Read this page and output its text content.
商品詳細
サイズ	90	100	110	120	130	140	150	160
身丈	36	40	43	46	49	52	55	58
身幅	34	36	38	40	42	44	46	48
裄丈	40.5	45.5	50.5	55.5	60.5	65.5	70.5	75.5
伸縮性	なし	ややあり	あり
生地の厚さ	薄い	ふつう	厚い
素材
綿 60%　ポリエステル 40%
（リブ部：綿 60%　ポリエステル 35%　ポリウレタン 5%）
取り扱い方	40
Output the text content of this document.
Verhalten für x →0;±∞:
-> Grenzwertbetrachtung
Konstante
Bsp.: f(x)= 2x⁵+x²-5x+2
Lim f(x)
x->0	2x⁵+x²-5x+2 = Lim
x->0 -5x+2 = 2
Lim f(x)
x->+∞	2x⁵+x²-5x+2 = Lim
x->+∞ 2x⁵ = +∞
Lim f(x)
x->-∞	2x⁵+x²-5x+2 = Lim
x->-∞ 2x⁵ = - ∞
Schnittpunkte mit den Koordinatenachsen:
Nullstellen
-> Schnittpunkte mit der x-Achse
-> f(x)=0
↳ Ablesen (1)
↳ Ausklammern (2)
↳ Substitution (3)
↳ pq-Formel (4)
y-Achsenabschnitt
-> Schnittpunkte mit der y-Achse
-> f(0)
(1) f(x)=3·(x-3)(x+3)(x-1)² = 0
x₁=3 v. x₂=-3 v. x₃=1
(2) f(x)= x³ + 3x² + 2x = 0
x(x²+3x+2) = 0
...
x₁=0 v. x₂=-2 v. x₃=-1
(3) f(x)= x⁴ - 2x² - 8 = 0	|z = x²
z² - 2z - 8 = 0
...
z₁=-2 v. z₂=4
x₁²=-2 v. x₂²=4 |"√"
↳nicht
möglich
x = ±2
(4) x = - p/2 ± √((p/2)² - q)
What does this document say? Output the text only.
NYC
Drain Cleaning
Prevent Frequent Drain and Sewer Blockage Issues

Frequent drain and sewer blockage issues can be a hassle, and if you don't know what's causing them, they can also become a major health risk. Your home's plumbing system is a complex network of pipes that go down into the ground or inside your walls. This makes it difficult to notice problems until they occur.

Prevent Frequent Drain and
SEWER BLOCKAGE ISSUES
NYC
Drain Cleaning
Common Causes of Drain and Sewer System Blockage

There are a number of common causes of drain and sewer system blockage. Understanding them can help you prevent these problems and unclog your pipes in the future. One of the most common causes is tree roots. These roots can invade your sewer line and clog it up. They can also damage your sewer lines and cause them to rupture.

Stated goal - Every record shown above must be echoed exactly.

Exercise answer -
Read this page and output its text content.
商品詳細
サイズ	90	100	110	120	130	140	150	160
身丈	36	40	43	46	49	52	55	58
身幅	34	36	38	40	42	44	46	48
裄丈	40.5	45.5	50.5	55.5	60.5	65.5	70.5	75.5
伸縮性	なし	ややあり	あり
生地の厚さ	薄い	ふつう	厚い
素材
綿 60%　ポリエステル 40%
（リブ部：綿 60%　ポリエステル 35%　ポリウレタン 5%）
取り扱い方	40
Output the text content of this document.
Verhalten für x →0;±∞:
-> Grenzwertbetrachtung
Konstante
Bsp.: f(x)= 2x⁵+x²-5x+2
Lim f(x)
x->0	2x⁵+x²-5x+2 = Lim
x->0 -5x+2 = 2
Lim f(x)
x->+∞	2x⁵+x²-5x+2 = Lim
x->+∞ 2x⁵ = +∞
Lim f(x)
x->-∞	2x⁵+x²-5x+2 = Lim
x->-∞ 2x⁵ = - ∞
Schnittpunkte mit den Koordinatenachsen:
Nullstellen
-> Schnittpunkte mit der x-Achse
-> f(x)=0
↳ Ablesen (1)
↳ Ausklammern (2)
↳ Substitution (3)
↳ pq-Formel (4)
y-Achsenabschnitt
-> Schnittpunkte mit der y-Achse
-> f(0)
(1) f(x)=3·(x-3)(x+3)(x-1)² = 0
x₁=3 v. x₂=-3 v. x₃=1
(2) f(x)= x³ + 3x² + 2x = 0
x(x²+3x+2) = 0
...
x₁=0 v. x₂=-2 v. x₃=-1
(3) f(x)= x⁴ - 2x² - 8 = 0	|z = x²
z² - 2z - 8 = 0
...
z₁=-2 v. z₂=4
x₁²=-2 v. x₂²=4 |"√"
↳nicht
möglich
x = ±2
(4) x = - p/2 ± √((p/2)² - q)
What does this document say? Output the text only.
NYC
Drain Cleaning
Prevent Frequent Drain and Sewer Blockage Issues

Frequent drain and sewer blockage issues can be a hassle, and if you don't know what's causing them, they can also become a major health risk. Your home's plumbing system is a complex network of pipes that go down into the ground or inside your walls. This makes it difficult to notice problems until they occur.

Prevent Frequent Drain and
SEWER BLOCKAGE ISSUES
NYC
Drain Cleaning
Common Causes of Drain and Sewer System Blockage

There are a number of common causes of drain and sewer system blockage. Understanding them can help you prevent these problems and unclog your pipes in the future. One of the most common causes is tree roots. These roots can invade your sewer line and clog it up. They can also damage your sewer lines and cause them to rupture.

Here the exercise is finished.